Task to carry out:
Extract the lines that hold the string "JSON".

Available data:
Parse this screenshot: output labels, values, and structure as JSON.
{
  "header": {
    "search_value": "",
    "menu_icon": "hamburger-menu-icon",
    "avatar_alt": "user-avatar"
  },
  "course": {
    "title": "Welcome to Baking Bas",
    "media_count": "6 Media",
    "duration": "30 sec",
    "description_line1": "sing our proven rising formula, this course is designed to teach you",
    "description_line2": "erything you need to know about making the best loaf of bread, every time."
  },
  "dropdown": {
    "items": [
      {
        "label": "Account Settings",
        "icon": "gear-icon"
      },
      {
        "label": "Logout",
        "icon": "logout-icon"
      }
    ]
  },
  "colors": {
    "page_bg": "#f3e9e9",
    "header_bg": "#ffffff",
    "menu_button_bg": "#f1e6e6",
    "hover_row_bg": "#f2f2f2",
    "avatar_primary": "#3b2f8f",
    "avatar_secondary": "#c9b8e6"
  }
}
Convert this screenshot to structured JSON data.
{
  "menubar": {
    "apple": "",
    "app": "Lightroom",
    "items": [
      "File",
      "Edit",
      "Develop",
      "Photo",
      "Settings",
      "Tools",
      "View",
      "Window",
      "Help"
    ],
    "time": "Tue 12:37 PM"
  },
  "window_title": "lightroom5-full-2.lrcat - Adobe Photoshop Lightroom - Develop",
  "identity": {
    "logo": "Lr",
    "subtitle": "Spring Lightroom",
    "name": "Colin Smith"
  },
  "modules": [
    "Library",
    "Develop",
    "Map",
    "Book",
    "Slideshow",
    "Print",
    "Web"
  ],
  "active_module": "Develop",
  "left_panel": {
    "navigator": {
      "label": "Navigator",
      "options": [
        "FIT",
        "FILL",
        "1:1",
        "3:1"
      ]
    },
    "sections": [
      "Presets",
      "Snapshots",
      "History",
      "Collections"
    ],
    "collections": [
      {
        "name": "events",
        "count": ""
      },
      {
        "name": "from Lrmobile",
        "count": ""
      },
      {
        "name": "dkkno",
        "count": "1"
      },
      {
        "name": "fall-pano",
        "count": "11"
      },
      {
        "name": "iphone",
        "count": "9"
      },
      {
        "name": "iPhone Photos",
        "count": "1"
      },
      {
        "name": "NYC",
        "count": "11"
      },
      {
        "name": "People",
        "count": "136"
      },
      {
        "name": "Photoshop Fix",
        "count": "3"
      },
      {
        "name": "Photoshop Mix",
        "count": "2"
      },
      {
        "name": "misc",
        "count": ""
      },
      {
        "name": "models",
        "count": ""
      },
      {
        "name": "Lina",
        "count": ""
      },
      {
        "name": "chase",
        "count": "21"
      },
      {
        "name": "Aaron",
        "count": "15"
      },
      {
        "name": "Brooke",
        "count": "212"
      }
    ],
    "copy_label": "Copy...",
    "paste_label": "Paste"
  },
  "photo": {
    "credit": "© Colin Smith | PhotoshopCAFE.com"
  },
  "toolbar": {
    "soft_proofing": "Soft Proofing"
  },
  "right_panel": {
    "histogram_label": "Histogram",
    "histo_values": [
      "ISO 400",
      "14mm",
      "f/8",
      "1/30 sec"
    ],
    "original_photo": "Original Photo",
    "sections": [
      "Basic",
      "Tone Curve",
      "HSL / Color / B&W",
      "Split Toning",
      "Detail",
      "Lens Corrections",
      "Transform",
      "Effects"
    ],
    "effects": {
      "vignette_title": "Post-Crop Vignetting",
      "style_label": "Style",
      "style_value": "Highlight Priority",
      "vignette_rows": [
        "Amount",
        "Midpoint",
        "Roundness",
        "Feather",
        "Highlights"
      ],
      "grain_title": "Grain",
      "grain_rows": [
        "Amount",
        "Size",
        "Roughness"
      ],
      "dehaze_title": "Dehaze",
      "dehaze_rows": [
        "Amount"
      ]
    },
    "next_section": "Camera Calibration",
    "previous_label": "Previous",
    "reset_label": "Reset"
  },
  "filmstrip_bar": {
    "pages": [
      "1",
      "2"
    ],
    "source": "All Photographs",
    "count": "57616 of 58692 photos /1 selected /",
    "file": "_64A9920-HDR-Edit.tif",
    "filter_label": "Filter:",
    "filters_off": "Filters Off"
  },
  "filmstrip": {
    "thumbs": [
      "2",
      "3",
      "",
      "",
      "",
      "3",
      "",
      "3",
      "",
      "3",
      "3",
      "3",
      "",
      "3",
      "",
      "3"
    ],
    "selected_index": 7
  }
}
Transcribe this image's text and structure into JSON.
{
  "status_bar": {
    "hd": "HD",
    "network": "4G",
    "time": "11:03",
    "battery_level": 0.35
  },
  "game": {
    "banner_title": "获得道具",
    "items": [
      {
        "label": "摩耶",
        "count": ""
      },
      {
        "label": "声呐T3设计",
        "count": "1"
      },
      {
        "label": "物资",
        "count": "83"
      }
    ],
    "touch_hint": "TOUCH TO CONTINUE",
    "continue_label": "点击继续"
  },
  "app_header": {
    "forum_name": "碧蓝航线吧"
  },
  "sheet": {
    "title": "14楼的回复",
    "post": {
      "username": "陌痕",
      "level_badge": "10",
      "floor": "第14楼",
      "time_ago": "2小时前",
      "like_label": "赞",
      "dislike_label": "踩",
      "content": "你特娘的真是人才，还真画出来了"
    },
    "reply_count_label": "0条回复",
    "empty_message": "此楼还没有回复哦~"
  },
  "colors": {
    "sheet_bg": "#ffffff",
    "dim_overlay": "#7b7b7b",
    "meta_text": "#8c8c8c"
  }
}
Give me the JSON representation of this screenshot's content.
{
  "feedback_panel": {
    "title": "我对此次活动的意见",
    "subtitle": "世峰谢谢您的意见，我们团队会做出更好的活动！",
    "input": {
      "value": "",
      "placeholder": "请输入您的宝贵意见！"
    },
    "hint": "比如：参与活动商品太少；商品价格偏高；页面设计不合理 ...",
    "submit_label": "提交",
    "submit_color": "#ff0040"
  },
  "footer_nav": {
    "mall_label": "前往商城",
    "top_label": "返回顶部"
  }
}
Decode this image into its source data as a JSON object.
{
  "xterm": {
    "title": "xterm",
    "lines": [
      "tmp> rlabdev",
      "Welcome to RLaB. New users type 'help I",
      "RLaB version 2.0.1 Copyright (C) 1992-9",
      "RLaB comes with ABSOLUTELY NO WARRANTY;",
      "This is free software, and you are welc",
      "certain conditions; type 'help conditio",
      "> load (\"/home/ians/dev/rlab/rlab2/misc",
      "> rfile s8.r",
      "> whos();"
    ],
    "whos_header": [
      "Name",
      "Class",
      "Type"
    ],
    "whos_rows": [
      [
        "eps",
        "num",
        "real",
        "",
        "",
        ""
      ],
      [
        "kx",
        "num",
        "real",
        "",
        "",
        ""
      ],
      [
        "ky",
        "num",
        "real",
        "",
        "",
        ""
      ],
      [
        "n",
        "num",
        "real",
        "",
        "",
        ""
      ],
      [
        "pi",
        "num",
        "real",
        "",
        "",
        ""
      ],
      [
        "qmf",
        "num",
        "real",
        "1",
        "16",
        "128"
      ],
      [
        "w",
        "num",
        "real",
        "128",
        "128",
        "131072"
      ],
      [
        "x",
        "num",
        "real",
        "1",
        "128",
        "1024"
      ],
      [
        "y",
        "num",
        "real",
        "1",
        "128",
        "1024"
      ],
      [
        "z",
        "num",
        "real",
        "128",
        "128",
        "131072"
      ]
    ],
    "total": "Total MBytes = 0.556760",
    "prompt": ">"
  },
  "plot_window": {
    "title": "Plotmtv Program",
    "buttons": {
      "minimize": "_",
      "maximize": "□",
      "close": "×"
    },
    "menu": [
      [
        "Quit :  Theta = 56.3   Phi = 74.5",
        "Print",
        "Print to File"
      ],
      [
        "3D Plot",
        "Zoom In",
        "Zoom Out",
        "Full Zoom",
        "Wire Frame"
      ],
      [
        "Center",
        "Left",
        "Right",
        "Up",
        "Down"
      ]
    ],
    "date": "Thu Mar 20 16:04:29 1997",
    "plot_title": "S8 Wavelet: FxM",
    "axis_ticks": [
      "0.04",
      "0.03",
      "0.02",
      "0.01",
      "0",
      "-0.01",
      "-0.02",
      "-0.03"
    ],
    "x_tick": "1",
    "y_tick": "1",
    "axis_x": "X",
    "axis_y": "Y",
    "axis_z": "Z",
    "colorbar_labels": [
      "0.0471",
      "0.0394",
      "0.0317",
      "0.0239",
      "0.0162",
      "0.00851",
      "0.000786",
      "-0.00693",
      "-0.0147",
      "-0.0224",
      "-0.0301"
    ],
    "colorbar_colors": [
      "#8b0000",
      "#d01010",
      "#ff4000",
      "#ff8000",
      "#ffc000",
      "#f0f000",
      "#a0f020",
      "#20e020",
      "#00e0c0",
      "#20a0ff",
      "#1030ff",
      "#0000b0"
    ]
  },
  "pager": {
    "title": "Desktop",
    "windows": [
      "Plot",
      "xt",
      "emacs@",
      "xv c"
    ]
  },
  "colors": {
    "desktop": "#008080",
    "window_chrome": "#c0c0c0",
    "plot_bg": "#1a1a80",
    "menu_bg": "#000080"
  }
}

Exercise answer:
Parse this screenshot: output labels, values, and structure as JSON.
Convert this screenshot to structured JSON data.
Transcribe this image's text and structure into JSON.
Give me the JSON representation of this screenshot's content.
Decode this image into its source data as a JSON object.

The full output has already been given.